■ **Aim**
Lines holding the string "title" are the ones to copy from this listing.
--- Records supplied ---
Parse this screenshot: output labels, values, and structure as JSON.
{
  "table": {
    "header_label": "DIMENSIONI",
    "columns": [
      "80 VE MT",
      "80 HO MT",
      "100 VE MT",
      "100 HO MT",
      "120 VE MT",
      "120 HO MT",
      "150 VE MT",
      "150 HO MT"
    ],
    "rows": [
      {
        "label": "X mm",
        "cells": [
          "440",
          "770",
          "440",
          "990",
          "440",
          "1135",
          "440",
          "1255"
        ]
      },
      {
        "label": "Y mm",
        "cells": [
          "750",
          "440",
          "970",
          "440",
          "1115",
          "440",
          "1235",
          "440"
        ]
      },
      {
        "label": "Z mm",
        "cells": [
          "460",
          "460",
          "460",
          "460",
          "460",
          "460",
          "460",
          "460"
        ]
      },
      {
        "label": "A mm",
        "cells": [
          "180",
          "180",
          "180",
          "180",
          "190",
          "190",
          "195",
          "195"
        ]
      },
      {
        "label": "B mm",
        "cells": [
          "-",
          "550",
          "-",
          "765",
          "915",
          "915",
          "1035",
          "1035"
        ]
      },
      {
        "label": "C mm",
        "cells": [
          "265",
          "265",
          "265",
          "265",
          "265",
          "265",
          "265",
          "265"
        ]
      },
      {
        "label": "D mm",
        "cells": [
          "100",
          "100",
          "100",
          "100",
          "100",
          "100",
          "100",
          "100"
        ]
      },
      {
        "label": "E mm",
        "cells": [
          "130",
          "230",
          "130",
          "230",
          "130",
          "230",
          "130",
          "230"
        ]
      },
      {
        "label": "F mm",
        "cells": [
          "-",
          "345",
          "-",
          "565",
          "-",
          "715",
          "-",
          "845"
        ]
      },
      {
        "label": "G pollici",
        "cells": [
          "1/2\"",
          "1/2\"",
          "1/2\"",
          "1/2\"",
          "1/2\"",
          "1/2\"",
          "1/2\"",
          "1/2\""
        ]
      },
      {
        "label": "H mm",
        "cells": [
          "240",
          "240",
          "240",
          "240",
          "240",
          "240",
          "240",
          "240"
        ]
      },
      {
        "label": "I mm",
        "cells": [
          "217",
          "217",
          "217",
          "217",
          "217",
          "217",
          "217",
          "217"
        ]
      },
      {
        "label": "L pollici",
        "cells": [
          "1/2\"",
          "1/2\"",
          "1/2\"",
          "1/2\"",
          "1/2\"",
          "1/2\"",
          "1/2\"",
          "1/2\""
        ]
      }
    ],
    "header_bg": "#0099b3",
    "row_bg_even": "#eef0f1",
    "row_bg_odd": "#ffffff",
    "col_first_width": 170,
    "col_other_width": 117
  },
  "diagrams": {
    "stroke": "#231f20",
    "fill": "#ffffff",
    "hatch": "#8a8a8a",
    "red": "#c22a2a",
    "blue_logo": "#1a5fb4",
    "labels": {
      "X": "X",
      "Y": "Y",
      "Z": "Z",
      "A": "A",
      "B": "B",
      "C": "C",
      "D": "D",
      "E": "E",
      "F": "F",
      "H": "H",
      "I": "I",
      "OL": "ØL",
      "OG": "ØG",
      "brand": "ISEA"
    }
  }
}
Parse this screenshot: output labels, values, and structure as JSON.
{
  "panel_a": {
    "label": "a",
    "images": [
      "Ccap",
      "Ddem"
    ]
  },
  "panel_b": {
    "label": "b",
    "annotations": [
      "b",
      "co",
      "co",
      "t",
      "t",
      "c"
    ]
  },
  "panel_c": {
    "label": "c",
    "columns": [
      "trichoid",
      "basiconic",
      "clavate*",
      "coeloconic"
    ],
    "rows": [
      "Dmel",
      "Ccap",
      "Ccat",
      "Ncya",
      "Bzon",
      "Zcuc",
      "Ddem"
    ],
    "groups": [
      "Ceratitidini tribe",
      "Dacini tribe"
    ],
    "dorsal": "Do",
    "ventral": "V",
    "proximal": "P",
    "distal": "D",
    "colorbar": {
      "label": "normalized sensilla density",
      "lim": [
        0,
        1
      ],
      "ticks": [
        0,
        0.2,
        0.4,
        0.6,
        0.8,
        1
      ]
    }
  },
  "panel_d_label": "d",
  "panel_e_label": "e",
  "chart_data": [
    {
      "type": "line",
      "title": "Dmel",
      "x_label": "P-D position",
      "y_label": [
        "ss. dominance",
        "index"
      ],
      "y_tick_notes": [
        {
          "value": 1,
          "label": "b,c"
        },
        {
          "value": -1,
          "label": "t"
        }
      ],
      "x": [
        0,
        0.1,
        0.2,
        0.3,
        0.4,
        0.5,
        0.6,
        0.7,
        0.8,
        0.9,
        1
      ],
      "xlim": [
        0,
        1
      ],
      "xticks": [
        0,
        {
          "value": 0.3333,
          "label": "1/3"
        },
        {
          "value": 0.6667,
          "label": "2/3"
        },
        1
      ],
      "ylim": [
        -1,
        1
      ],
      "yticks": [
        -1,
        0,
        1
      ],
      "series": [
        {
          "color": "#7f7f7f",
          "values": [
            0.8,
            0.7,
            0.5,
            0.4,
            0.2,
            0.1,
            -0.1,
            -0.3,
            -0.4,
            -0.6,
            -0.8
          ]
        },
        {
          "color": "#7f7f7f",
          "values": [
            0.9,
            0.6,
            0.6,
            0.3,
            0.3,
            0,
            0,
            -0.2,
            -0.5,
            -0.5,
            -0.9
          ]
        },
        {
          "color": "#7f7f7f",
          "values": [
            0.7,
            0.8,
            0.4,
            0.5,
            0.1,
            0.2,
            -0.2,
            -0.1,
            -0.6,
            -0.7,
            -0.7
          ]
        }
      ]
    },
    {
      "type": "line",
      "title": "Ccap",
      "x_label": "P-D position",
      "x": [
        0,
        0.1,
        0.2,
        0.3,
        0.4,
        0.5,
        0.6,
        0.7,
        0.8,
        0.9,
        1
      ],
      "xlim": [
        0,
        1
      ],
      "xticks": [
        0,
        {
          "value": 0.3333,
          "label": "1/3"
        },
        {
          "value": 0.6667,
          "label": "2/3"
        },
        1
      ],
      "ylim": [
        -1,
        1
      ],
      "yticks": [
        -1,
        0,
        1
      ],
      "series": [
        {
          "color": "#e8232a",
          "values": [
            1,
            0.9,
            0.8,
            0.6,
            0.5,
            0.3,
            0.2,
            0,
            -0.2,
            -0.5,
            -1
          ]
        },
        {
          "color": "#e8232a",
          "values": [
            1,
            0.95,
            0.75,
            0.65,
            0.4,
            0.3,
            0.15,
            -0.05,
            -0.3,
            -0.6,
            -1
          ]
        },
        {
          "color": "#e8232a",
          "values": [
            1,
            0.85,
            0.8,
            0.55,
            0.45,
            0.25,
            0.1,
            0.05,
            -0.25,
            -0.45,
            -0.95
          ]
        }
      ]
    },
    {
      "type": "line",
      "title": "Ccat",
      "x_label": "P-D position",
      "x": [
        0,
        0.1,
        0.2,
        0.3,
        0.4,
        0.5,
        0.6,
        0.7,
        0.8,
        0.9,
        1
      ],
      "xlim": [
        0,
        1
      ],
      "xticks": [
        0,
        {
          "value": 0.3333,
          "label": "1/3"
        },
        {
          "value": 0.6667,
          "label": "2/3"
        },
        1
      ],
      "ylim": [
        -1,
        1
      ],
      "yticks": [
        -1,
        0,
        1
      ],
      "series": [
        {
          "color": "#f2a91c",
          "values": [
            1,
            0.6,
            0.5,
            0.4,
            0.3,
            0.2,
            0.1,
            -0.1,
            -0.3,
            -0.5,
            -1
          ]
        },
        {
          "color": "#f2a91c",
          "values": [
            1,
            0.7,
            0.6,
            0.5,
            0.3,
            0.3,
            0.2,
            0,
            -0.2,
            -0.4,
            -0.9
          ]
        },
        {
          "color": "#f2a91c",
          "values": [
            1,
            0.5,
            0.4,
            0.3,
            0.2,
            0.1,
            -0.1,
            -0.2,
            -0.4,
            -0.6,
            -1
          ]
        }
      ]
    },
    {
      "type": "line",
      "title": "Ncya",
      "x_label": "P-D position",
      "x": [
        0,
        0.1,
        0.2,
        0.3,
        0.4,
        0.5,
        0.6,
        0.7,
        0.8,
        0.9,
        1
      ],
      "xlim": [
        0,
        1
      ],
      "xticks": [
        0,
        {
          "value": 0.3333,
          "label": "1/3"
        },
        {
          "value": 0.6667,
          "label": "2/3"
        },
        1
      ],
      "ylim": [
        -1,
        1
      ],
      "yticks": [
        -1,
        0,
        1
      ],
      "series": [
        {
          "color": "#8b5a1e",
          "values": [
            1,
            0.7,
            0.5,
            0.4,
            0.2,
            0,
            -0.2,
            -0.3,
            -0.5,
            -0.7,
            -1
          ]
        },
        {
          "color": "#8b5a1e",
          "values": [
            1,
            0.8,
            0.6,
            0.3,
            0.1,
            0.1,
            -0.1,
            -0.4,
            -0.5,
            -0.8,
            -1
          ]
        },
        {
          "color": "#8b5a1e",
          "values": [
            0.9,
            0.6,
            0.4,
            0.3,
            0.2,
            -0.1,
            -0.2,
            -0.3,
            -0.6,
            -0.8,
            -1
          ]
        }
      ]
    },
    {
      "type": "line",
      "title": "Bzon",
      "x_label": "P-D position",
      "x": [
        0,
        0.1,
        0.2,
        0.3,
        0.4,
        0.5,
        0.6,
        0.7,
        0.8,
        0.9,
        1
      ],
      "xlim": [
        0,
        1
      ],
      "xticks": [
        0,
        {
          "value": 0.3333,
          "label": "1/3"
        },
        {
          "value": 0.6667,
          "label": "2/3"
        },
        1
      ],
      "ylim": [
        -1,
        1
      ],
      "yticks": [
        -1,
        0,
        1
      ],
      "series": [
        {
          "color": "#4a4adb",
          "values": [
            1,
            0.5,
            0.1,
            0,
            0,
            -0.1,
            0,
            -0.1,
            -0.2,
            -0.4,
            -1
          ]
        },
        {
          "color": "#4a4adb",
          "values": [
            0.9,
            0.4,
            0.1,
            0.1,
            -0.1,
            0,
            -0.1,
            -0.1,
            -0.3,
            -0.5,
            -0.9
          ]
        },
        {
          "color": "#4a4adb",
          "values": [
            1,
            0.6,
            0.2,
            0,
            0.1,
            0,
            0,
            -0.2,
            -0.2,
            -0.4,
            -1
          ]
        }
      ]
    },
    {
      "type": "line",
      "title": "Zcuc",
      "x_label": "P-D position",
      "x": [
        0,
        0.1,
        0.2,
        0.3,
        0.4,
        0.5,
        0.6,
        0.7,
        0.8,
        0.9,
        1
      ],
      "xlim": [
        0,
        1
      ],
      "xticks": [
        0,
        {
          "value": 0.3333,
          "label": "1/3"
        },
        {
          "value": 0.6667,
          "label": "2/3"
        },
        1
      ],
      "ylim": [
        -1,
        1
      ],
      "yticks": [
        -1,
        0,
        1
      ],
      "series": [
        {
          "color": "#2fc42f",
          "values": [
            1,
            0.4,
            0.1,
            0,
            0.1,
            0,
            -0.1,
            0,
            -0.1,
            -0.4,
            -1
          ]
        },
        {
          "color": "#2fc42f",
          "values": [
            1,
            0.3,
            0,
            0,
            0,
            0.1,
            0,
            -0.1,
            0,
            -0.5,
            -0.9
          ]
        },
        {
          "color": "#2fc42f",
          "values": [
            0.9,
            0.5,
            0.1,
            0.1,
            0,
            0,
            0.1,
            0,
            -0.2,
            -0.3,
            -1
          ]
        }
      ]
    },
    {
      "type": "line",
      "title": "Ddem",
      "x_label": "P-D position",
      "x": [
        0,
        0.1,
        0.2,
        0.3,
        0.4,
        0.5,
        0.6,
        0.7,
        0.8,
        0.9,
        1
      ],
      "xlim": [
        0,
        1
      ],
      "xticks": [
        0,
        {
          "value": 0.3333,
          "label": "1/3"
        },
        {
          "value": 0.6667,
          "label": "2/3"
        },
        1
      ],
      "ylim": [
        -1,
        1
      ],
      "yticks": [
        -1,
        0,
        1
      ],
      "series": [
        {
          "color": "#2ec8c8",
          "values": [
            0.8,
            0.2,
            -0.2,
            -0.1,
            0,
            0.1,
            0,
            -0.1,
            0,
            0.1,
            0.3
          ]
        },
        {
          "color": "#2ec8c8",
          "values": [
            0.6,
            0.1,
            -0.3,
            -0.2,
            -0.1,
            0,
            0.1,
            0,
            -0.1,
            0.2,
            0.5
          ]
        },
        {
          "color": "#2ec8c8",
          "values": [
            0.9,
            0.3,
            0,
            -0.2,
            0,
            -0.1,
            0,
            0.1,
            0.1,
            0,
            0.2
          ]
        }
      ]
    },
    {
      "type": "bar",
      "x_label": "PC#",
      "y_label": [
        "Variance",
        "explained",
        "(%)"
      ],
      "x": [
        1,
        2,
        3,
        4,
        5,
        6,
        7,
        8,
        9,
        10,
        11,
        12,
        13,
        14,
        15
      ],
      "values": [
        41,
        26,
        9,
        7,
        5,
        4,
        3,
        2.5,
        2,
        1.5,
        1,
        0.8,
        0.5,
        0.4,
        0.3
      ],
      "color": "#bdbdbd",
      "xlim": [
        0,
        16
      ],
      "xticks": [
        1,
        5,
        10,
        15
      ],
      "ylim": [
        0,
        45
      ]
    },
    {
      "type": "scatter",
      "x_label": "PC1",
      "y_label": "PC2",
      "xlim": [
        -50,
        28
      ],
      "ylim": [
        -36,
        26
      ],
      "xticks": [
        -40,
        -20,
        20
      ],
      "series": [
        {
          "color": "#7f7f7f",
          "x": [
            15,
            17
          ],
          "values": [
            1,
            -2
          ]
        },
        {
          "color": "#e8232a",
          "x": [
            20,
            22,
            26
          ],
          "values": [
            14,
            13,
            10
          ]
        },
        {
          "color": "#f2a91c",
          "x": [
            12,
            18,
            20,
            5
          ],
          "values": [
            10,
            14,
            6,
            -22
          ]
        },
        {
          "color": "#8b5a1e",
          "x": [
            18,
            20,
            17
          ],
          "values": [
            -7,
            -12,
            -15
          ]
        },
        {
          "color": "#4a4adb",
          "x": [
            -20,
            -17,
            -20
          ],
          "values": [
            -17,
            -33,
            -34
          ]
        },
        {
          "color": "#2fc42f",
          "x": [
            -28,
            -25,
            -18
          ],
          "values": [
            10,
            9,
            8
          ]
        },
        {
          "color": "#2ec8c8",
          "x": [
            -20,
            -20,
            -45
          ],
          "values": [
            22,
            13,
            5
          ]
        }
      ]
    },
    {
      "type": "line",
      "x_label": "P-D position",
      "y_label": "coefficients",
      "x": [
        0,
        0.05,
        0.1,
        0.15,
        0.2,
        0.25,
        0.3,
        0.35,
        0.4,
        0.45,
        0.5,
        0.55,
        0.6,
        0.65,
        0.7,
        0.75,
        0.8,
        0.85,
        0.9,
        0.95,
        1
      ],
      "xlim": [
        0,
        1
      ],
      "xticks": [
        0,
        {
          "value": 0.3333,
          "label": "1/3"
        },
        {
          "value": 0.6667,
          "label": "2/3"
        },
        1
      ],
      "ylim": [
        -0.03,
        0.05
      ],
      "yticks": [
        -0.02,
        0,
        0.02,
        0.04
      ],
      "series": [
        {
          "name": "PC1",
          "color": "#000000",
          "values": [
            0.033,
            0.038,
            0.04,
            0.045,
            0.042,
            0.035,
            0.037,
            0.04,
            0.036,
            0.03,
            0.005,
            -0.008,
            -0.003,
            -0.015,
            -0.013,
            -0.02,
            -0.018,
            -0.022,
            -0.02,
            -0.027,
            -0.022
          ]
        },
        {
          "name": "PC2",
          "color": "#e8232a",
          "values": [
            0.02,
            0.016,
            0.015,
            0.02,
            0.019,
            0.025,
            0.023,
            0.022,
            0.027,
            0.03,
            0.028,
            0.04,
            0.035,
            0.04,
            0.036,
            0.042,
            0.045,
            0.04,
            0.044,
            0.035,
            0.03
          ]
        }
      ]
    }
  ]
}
---
■ **Task answer**
      "title": "Dmel",
      "title": "Ccap",
      "title": "Ccat",
      "title": "Ncya",
      "title": "Bzon",
      "title": "Zcuc",
      "title": "Ddem",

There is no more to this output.